--- Exercise details ---
Look in the data below for the line that contains "Read all visible content and emit it as JSON.". Copy that line and the remaining lines exactly.

Records:

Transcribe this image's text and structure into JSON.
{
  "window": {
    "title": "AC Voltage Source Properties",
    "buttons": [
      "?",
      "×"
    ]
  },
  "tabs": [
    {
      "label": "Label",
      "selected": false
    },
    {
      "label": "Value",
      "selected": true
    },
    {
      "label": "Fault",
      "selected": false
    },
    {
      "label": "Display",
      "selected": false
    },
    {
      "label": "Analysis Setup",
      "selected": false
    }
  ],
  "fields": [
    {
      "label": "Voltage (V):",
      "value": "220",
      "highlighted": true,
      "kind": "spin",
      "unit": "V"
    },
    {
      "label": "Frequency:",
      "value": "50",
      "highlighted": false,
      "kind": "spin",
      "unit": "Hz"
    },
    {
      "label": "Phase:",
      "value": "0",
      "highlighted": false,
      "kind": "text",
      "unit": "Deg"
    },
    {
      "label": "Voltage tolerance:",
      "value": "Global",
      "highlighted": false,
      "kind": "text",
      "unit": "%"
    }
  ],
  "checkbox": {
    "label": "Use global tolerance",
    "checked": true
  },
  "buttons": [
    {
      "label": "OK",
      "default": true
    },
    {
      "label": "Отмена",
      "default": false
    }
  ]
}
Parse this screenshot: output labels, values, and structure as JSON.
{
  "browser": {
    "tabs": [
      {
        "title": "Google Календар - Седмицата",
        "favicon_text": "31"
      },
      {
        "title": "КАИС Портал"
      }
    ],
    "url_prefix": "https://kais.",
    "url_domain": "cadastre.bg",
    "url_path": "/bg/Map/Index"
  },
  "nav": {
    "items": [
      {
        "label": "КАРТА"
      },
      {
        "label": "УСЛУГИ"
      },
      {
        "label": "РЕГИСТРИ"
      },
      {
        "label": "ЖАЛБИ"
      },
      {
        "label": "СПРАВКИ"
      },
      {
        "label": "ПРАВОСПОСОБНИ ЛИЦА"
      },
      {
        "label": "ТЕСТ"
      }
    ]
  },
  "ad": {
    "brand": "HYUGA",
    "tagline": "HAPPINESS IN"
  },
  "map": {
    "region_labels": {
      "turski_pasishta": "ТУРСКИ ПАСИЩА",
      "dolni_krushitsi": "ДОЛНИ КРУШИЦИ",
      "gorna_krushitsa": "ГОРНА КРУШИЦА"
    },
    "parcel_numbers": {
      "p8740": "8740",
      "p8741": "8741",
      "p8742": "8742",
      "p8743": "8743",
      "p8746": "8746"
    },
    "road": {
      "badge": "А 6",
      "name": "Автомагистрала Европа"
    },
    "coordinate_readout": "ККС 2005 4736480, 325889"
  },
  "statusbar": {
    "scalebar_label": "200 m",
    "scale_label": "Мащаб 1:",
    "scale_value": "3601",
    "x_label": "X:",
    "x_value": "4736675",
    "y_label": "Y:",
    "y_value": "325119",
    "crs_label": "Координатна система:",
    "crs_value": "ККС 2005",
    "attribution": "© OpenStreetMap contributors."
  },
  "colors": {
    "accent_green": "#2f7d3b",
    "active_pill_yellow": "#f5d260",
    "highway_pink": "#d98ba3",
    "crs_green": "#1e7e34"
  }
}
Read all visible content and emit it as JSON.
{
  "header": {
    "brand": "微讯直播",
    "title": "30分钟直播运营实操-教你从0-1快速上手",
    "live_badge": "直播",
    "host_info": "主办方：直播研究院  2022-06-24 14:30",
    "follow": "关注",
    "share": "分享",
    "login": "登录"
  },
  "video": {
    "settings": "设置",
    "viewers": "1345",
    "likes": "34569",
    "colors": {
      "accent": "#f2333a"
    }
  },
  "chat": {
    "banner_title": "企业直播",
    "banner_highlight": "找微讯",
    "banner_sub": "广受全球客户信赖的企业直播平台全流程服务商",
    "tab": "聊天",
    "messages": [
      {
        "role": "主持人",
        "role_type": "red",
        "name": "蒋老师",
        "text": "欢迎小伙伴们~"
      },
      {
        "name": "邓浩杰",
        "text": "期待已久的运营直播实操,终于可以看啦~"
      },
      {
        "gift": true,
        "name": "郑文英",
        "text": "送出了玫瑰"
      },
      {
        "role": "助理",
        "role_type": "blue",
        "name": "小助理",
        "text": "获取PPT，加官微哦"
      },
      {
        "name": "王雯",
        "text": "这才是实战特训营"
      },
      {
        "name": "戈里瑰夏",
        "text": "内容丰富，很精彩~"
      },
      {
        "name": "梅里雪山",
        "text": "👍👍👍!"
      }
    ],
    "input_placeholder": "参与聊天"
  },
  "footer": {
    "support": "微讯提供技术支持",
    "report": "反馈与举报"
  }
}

--- Answer to the exercise ---
Read all visible content and emit it as JSON.
{
  "header": {
    "brand": "微讯直播",
    "title": "30分钟直播运营实操-教你从0-1快速上手",
    "live_badge": "直播",
    "host_info": "主办方：直播研究院  2022-06-24 14:30",
    "follow": "关注",
    "share": "分享",
    "login": "登录"
  },
  "video": {
    "settings": "设置",
    "viewers": "1345",
    "likes": "34569",
    "colors": {
      "accent": "#f2333a"
    }
  },
  "chat": {
    "banner_title": "企业直播",
    "banner_highlight": "找微讯",
    "banner_sub": "广受全球客户信赖的企业直播平台全流程服务商",
    "tab": "聊天",
    "messages": [
      {
        "role": "主持人",
        "role_type": "red",
        "name": "蒋老师",
        "text": "欢迎小伙伴们~"
      },
      {
        "name": "邓浩杰",
        "text": "期待已久的运营直播实操,终于可以看啦~"
      },
      {
        "gift": true,
        "name": "郑文英",
        "text": "送出了玫瑰"
      },
      {
        "role": "助理",
        "role_type": "blue",
        "name": "小助理",
        "text": "获取PPT，加官微哦"
      },
      {
        "name": "王雯",
        "text": "这才是实战特训营"
      },
      {
        "name": "戈里瑰夏",
        "text": "内容丰富，很精彩~"
      },
      {
        "name": "梅里雪山",
        "text": "👍👍👍!"
      }
    ],
    "input_placeholder": "参与聊天"
  },
  "footer": {
    "support": "微讯提供技术支持",
    "report": "反馈与举报"
  }
}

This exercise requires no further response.